→ WHAT THE TASK REQUIRES
The data is to be repeated exactly, with the images removed.

→ MATERIAL SUPPLIED
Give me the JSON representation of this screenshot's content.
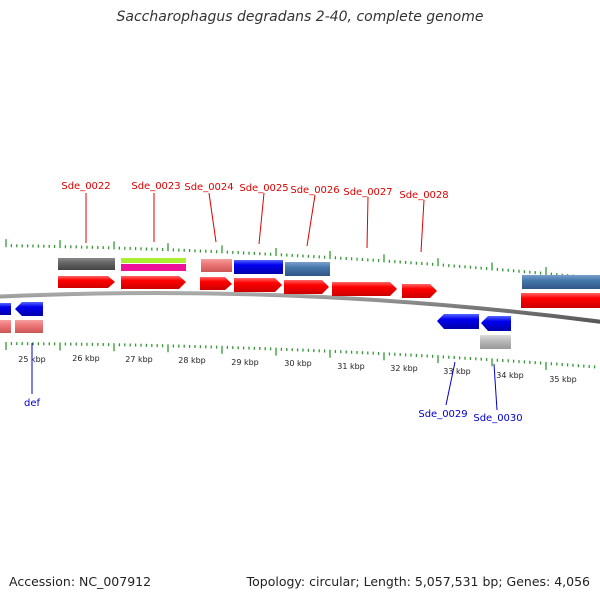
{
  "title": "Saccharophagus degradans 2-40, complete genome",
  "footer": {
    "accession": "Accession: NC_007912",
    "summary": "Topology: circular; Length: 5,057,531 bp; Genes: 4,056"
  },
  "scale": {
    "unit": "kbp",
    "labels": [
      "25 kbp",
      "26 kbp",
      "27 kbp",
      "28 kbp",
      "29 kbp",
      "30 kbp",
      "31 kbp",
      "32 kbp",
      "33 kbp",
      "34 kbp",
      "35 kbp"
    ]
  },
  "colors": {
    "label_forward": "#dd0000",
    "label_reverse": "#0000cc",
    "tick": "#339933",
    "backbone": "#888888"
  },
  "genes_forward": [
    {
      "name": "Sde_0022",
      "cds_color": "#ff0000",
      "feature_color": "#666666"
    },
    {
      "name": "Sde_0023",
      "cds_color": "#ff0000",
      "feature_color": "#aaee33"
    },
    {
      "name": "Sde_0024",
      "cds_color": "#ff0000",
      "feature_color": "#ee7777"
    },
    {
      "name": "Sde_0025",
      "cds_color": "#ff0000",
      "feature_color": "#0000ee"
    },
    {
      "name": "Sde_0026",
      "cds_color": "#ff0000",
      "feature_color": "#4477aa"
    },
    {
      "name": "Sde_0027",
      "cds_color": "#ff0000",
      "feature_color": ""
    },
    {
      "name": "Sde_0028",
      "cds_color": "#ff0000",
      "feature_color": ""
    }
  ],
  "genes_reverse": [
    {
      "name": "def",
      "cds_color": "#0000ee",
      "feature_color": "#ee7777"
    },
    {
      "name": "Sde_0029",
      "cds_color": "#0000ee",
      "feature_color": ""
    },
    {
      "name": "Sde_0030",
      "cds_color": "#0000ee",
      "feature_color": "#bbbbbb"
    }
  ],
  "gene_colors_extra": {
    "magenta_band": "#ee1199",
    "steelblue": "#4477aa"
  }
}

→ EXERCISE ANSWER
Give me the JSON representation of this screenshot's content.
{
  "title": "Saccharophagus degradans 2-40, complete genome",
  "footer": {
    "accession": "Accession: NC_007912",
    "summary": "Topology: circular; Length: 5,057,531 bp; Genes: 4,056"
  },
  "scale": {
    "unit": "kbp",
    "labels": [
      "25 kbp",
      "26 kbp",
      "27 kbp",
      "28 kbp",
      "29 kbp",
      "30 kbp",
      "31 kbp",
      "32 kbp",
      "33 kbp",
      "34 kbp",
      "35 kbp"
    ]
  },
  "colors": {
    "label_forward": "#dd0000",
    "label_reverse": "#0000cc",
    "tick": "#339933",
    "backbone": "#888888"
  },
  "genes_forward": [
    {
      "name": "Sde_0022",
      "cds_color": "#ff0000",
      "feature_color": "#666666"
    },
    {
      "name": "Sde_0023",
      "cds_color": "#ff0000",
      "feature_color": "#aaee33"
    },
    {
      "name": "Sde_0024",
      "cds_color": "#ff0000",
      "feature_color": "#ee7777"
    },
    {
      "name": "Sde_0025",
      "cds_color": "#ff0000",
      "feature_color": "#0000ee"
    },
    {
      "name": "Sde_0026",
      "cds_color": "#ff0000",
      "feature_color": "#4477aa"
    },
    {
      "name": "Sde_0027",
      "cds_color": "#ff0000",
      "feature_color": ""
    },
    {
      "name": "Sde_0028",
      "cds_color": "#ff0000",
      "feature_color": ""
    }
  ],
  "genes_reverse": [
    {
      "name": "def",
      "cds_color": "#0000ee",
      "feature_color": "#ee7777"
    },
    {
      "name": "Sde_0029",
      "cds_color": "#0000ee",
      "feature_color": ""
    },
    {
      "name": "Sde_0030",
      "cds_color": "#0000ee",
      "feature_color": "#bbbbbb"
    }
  ],
  "gene_colors_extra": {
    "magenta_band": "#ee1199",
    "steelblue": "#4477aa"
  }
}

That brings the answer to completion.